- TEXTE

15 heures par an, ce n’est pas suffisant par rapport à toutes les évolutions du métier que nous avons évoquées. Les courtiers sont bien conscients de cette obligation mais nous ne disposons pas de statistiques aujourd’hui. Avec la prochaine loi d’autorégulation, des contrôles seront imposés, donc l’an prochain nous disposerons forcément de chiffres.

D’après l’enquête OpinonWay, la majorité des courtiers estime que les formations proposées par la plupart des partenaires ne sont pas adaptées aux métiers. En réalité, ils vivent cette formation annuelle de 15h comme un « moment obligatoire sans création de valeur ».

Francis TEBOUL

C’est en effet ce que nous vivons au quotidien : cette directive sur la distribution de l’assurance est tombée en 2019 sur la tête des courtiers, a été très mal comprise et a été pour ainsi dire perçue comme une pénalité.

Cette quotité de 15 heures est une idiotie au regard de la réglementation sur la formation. Cependant tout notre travail chez AF2A vise à faire de cette obligation une opportunité : nous proposons à nos clients qui le souhaitent un vrai parcours pédagogique basé sur leurs besoins. Aujourd’hui nous avons 4000 clients à qui nous proposons des programmes à la carte : nous sommes parvenus à transformer cette obligation en montée en compétence.

Les textes d’application de la réforme du courtage sont venus préciser les missions et le fonctionnement des futures associations professionnelles, opérationnelles à partir d’aujourd’hui : ces associations joueront-elles un vrai rôle en termes de capacité professionnelle et de formation ?  

Jean-Hubert BANNWARTH

Chez Zenioo, nous pensons que c’est une bonne chose. L’intérêt de cette autorégulation, c’est de donner aux courtiers la possibilité de prendre leur avenir en main, de travailler sur des sujets de fond et sur la façon dont il faut contrôler la profession. Nous sommes un métier règlementé donc il nous paraît normal d’instaurer des règles et des contrôles. L’assurance n’est pas un bien ou service comme les autres

A ce titre là encore, avec Zenioo nous sommes sortis de notre zone de confort, en aidant à la création de Votrasso, Association d’autorégulation du courtage. Nous allons jusqu’au bout de notre démarche d’accompagnement des courtiers, en créant une structure à leur service. Là où Votrasso se démarque, c’est qu’elle aidera les courtiers à prendre leur avenir en main tout en leur laissant les clés, dans le cadre d’une gouvernance. Les dirigeants de Votrasso n’auront rien à voir avec Zenioo : ce sont bien les courtiers qui s’approprieront l’association.

- DÉFI A
Réécrivez en liste JSON de chaînes les lignes du listing, une chaîne par ligne et sans lignes vides. Partez du début du listing et allez jusqu’à la ligne contenant « 518, 548, 525] », celle-ci comprise.

- DONNÉES FOURNIES
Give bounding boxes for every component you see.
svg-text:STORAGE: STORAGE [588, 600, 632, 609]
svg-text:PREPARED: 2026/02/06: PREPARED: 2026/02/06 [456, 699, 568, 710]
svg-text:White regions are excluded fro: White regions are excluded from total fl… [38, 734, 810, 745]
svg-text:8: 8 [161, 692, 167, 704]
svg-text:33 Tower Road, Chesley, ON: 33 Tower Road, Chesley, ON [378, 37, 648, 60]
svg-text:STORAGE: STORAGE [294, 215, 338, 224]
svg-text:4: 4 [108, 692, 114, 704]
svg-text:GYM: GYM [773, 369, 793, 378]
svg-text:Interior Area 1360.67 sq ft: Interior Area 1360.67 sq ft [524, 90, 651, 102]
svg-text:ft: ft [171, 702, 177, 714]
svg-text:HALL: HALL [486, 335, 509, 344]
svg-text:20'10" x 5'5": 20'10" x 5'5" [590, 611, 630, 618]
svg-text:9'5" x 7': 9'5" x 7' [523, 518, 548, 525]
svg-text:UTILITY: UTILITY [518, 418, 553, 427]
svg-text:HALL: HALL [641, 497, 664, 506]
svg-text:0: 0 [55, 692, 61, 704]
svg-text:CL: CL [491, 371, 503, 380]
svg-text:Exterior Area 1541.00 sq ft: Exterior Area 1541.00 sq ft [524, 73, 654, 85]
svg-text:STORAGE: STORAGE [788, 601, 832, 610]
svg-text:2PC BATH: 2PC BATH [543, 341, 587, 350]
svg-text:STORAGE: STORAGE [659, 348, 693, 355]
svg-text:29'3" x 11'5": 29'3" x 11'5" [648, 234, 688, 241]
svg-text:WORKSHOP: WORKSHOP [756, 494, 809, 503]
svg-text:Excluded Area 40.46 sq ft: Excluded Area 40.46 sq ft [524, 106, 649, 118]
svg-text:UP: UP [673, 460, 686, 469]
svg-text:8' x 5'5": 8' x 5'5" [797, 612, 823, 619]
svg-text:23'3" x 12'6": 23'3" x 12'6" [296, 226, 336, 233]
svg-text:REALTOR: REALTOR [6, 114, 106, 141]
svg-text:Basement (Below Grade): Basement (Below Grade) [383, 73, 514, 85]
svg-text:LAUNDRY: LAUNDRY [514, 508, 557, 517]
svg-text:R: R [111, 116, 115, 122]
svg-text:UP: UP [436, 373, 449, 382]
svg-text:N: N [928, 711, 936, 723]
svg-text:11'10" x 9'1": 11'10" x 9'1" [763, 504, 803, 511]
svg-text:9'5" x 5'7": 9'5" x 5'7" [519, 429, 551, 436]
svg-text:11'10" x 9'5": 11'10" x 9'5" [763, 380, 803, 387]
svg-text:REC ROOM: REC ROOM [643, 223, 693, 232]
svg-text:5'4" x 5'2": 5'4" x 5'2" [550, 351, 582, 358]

- DÉFI B
Pour chacune des affirmations suivantes, indiquez si elle s’accorde avec le texte, par oui ou par non, en citant les mots du texte qui en décident.
(i) AF2A propose des programmes à la carte à 4000 clients.
(ii) Les dirigeants de Votrasso viendront de Zenioo.
(iii) La directive sur la distribution de l’assurance s’est imposée aux courtiers en 2021.

- RÉSULTAT A
[
  "Give bounding boxes for every component you see.",
  "svg-text:STORAGE: STORAGE [588, 600, 632, 609]",
  "svg-text:PREPARED: 2026/02/06: PREPARED: 2026/02/06 [456, 699, 568, 710]",
  "svg-text:White regions are excluded fro: White regions are excluded from total fl… [38, 734, 810, 745]",
  "svg-text:8: 8 [161, 692, 167, 704]",
  "svg-text:33 Tower Road, Chesley, ON: 33 Tower Road, Chesley, ON [378, 37, 648, 60]",
  "svg-text:STORAGE: STORAGE [294, 215, 338, 224]",
  "svg-text:4: 4 [108, 692, 114, 704]",
  "svg-text:GYM: GYM [773, 369, 793, 378]",
  "svg-text:Interior Area 1360.67 sq ft: Interior Area 1360.67 sq ft [524, 90, 651, 102]",
  "svg-text:ft: ft [171, 702, 177, 714]",
  "svg-text:HALL: HALL [486, 335, 509, 344]",
  "svg-text:20'10\" x 5'5\": 20'10\" x 5'5\" [590, 611, 630, 618]",
  "svg-text:9'5\" x 7': 9'5\" x 7' [523, 518, 548, 525]"
]

- RÉSULTAT B
(i) Oui : « Aujourd’hui nous avons 4000 clients à qui nous proposons des programmes à la carte ».
(ii) Non : « Les dirigeants de Votrasso n’auront rien à voir avec Zenioo ».
(iii) Non : « cette directive sur la distribution de l’assurance est tombée en 2019 sur la tête des courtiers ».